# OBJECTIVE
From the records below, give the number of lines that contain the string "output", without any other text.

# RECORDS TO PROCESS
-- BEGIN --

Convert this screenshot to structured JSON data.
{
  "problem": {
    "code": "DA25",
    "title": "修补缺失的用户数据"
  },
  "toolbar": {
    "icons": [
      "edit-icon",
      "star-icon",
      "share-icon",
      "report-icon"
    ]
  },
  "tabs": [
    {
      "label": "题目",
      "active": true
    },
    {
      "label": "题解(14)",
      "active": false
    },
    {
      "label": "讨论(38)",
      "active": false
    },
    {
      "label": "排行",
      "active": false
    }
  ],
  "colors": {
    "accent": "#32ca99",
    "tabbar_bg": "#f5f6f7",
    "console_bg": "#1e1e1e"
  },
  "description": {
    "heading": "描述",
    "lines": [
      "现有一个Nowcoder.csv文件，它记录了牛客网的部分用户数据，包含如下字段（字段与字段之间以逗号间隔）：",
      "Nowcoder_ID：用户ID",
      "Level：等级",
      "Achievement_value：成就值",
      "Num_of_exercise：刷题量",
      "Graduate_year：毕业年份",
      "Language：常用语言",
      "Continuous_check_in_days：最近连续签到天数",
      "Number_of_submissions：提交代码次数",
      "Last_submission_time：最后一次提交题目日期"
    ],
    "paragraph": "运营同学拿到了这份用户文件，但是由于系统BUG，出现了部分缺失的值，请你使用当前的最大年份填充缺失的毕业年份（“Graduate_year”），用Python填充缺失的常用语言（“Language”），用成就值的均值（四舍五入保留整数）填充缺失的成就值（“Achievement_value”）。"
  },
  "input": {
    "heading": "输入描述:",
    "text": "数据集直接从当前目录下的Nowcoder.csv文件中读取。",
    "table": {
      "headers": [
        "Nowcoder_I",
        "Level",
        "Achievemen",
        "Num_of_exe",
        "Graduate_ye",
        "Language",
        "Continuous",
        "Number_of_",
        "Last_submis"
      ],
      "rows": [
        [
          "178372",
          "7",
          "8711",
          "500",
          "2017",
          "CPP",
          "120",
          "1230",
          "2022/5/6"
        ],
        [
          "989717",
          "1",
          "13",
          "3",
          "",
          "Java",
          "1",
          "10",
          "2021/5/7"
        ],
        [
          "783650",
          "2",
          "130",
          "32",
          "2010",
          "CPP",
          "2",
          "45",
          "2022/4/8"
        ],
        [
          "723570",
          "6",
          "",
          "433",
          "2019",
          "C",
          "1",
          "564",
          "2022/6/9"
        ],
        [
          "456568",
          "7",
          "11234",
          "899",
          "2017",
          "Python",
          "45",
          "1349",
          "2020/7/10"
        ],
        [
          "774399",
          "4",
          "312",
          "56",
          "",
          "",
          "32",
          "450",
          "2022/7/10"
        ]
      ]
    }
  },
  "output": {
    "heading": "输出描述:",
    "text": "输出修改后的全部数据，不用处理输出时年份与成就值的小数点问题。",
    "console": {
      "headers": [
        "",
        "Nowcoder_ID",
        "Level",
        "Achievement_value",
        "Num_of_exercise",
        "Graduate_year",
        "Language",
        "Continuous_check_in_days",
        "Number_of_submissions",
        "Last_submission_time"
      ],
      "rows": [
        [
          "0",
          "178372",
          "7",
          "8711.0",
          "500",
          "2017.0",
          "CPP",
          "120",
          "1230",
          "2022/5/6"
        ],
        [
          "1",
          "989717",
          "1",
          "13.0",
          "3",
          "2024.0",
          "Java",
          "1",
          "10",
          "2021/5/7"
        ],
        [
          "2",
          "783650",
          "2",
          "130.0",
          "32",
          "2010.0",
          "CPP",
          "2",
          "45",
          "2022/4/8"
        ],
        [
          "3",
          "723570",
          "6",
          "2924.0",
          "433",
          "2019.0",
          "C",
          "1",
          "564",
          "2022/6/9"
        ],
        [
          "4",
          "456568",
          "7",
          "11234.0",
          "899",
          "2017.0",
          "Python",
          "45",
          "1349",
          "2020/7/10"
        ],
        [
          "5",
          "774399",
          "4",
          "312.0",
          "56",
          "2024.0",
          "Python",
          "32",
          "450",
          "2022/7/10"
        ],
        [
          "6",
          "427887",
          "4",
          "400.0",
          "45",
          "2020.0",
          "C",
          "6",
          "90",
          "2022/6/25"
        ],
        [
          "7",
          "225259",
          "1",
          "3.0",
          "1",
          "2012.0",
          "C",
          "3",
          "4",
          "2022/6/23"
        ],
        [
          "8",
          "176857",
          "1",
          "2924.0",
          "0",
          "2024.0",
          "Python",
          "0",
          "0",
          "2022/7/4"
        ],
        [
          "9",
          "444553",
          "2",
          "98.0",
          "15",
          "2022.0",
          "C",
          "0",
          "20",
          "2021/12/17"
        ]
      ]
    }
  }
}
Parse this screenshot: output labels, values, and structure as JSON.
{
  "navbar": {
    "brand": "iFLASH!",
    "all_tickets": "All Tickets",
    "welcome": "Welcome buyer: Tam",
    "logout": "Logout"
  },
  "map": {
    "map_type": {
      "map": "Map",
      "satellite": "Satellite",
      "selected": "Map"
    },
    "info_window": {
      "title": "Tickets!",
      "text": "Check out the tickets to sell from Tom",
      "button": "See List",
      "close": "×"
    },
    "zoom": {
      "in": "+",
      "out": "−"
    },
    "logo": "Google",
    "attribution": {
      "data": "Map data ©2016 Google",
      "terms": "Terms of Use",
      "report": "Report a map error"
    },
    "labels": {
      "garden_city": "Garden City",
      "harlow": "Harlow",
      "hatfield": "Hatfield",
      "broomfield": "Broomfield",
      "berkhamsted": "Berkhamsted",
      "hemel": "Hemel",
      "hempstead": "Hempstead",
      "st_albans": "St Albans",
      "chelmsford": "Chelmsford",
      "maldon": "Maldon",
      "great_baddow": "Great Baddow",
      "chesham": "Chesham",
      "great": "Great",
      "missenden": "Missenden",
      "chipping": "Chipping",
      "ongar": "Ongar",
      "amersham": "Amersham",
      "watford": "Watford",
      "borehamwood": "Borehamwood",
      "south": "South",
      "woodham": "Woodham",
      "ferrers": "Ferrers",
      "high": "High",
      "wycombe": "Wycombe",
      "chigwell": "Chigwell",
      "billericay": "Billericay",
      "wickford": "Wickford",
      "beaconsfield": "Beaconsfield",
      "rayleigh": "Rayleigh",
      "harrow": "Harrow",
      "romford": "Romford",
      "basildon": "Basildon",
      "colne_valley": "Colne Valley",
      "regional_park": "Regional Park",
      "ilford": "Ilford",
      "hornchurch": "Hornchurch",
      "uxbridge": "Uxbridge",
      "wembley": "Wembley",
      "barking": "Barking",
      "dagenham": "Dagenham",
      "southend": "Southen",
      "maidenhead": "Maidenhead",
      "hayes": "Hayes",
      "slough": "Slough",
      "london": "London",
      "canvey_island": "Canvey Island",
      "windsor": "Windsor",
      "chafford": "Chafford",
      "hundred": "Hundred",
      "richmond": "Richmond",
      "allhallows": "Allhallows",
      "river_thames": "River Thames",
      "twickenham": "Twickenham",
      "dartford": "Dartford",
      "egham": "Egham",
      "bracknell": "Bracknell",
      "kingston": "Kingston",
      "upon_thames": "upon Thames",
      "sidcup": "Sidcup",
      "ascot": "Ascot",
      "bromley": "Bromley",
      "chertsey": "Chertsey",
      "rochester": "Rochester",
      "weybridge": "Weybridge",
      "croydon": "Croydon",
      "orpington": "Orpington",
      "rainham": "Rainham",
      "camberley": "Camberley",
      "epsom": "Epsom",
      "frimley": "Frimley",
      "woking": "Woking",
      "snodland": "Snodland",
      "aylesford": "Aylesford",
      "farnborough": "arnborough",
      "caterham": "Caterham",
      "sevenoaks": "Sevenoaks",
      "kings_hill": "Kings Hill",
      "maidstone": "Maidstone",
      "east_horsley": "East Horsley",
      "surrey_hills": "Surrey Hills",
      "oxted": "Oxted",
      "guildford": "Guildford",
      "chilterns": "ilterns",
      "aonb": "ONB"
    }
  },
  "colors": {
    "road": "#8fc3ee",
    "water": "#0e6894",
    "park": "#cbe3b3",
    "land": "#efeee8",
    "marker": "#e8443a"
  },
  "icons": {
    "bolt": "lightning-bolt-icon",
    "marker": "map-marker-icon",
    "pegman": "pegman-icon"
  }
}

-- END --

# TASK RESULT
2